------ DATA

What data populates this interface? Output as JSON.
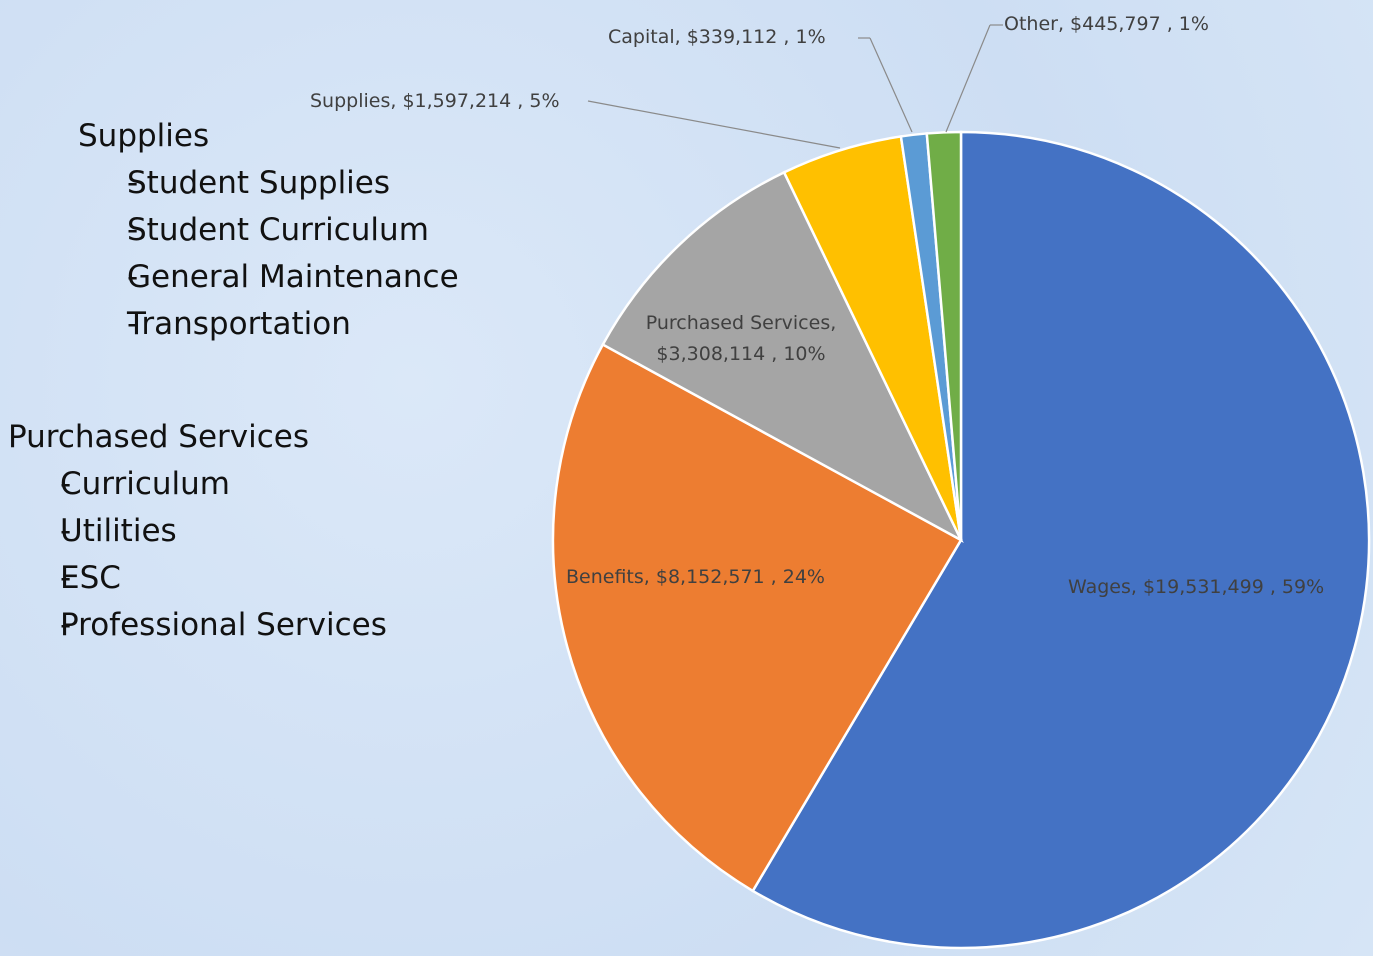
{
  "chart_data": {
    "type": "pie",
    "categories": [
      "Wages",
      "Benefits",
      "Purchased Services",
      "Supplies",
      "Capital",
      "Other"
    ],
    "values": [
      19531499,
      8152571,
      3308114,
      1597214,
      339112,
      445797
    ],
    "value_labels": [
      "Wages,  $19,531,499 , 59%",
      "Benefits,  $8,152,571 , 24%",
      "Purchased Services,  $3,308,114 , 10%",
      "Supplies,  $1,597,214 , 5%",
      "Capital,  $339,112 , 1%",
      "Other,  $445,797 , 1%"
    ],
    "colors": [
      "#4472c4",
      "#ed7d31",
      "#a5a5a5",
      "#ffc000",
      "#5b9bd5",
      "#70ad47"
    ]
  },
  "notes": [
    {
      "heading": "Supplies",
      "items": [
        "Student Supplies",
        "Student Curriculum",
        "General Maintenance",
        "Transportation"
      ]
    },
    {
      "heading": "Purchased Services",
      "items": [
        "Curriculum",
        "Utilities",
        "ESC",
        "Professional Services"
      ]
    }
  ]
}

------------

• STATED PROBLEM: Reproduce the entries above word for word. Pictures stay out.

• SOLUTION TO THIS PROBLEM:
What data populates this interface? Output as JSON.
{
  "chart_data": {
    "type": "pie",
    "categories": [
      "Wages",
      "Benefits",
      "Purchased Services",
      "Supplies",
      "Capital",
      "Other"
    ],
    "values": [
      19531499,
      8152571,
      3308114,
      1597214,
      339112,
      445797
    ],
    "value_labels": [
      "Wages,  $19,531,499 , 59%",
      "Benefits,  $8,152,571 , 24%",
      "Purchased Services,  $3,308,114 , 10%",
      "Supplies,  $1,597,214 , 5%",
      "Capital,  $339,112 , 1%",
      "Other,  $445,797 , 1%"
    ],
    "colors": [
      "#4472c4",
      "#ed7d31",
      "#a5a5a5",
      "#ffc000",
      "#5b9bd5",
      "#70ad47"
    ]
  },
  "notes": [
    {
      "heading": "Supplies",
      "items": [
        "Student Supplies",
        "Student Curriculum",
        "General Maintenance",
        "Transportation"
      ]
    },
    {
      "heading": "Purchased Services",
      "items": [
        "Curriculum",
        "Utilities",
        "ESC",
        "Professional Services"
      ]
    }
  ]
}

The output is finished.